* Start MATERIAL FOR THE TASK *

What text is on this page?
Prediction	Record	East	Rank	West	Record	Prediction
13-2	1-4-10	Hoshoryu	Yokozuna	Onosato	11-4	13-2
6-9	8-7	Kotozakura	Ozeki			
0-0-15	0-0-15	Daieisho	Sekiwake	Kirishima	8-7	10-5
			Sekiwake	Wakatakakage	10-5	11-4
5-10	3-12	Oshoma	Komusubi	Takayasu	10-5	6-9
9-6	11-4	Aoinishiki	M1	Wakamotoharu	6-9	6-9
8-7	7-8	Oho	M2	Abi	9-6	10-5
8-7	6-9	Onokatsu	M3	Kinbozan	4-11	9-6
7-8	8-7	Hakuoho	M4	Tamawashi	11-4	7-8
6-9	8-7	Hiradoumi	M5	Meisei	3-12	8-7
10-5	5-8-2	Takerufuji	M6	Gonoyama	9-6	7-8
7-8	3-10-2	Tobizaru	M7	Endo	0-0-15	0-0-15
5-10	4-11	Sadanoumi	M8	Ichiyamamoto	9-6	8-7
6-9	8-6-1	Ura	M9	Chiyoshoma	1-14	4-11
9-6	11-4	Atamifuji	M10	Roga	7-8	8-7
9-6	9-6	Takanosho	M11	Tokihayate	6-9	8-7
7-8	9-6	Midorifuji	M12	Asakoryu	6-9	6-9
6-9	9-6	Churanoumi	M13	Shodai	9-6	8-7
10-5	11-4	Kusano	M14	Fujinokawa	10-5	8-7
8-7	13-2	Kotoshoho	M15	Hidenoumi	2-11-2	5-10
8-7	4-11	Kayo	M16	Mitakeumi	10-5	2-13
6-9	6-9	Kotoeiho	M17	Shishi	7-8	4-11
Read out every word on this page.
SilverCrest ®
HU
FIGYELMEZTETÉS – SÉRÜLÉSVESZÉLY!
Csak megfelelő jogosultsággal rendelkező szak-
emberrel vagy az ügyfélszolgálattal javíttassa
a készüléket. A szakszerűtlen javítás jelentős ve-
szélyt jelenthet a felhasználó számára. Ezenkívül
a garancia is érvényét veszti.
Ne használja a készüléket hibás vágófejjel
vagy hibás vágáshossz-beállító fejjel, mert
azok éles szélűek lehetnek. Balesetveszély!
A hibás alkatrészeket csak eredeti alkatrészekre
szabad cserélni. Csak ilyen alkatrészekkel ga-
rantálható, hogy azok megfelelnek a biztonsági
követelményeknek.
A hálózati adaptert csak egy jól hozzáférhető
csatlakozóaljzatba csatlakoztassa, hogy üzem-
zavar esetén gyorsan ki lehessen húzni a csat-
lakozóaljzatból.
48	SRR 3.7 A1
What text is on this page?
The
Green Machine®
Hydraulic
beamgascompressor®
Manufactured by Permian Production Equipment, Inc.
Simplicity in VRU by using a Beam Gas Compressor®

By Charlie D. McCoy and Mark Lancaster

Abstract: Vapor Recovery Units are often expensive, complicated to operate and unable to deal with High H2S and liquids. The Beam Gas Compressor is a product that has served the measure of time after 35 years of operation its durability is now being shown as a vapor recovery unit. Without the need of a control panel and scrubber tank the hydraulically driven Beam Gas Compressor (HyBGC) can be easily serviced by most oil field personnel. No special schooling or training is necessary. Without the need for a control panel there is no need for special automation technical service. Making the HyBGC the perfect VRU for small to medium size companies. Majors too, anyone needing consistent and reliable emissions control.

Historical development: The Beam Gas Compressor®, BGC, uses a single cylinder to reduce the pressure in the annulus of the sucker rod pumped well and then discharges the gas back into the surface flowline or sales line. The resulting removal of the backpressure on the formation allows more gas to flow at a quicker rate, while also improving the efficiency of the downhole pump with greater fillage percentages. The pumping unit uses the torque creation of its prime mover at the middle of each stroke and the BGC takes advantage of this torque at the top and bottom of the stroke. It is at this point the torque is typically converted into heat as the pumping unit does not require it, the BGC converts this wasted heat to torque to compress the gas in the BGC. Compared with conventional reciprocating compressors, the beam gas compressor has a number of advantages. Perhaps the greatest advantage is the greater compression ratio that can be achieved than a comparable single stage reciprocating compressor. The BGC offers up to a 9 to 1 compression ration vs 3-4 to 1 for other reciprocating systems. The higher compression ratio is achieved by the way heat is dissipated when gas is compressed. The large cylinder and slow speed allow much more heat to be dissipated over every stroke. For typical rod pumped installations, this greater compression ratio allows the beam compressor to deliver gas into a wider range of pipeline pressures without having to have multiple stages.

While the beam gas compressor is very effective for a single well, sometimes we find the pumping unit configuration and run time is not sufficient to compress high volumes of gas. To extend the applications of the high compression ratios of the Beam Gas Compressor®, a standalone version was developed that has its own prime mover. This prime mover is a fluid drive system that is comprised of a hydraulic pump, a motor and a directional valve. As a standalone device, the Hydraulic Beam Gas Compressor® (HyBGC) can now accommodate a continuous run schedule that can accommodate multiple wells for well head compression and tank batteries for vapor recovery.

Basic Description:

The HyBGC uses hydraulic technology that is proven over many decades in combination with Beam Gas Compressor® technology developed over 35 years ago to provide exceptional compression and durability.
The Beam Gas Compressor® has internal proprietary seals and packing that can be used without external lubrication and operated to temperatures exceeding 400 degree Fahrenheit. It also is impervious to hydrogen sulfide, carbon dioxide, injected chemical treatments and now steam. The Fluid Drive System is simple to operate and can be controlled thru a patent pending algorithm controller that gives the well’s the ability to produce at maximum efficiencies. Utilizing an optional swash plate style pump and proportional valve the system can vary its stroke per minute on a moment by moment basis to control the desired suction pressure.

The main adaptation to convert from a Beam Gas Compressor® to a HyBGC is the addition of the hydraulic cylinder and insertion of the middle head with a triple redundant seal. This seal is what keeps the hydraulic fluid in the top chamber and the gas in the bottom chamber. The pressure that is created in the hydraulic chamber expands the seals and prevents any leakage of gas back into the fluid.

* End MATERIAL FOR THE TASK *

_SET EXERCISE_.
Collect each line of the entries that has the word "hibás", copying it in full.

_FINISHED EXERCISE_.
Ne használja a készüléket hibás vágófejjel
vagy hibás vágáshossz-beállító fejjel, mert
A hibás alkatrészeket csak eredeti alkatrészekre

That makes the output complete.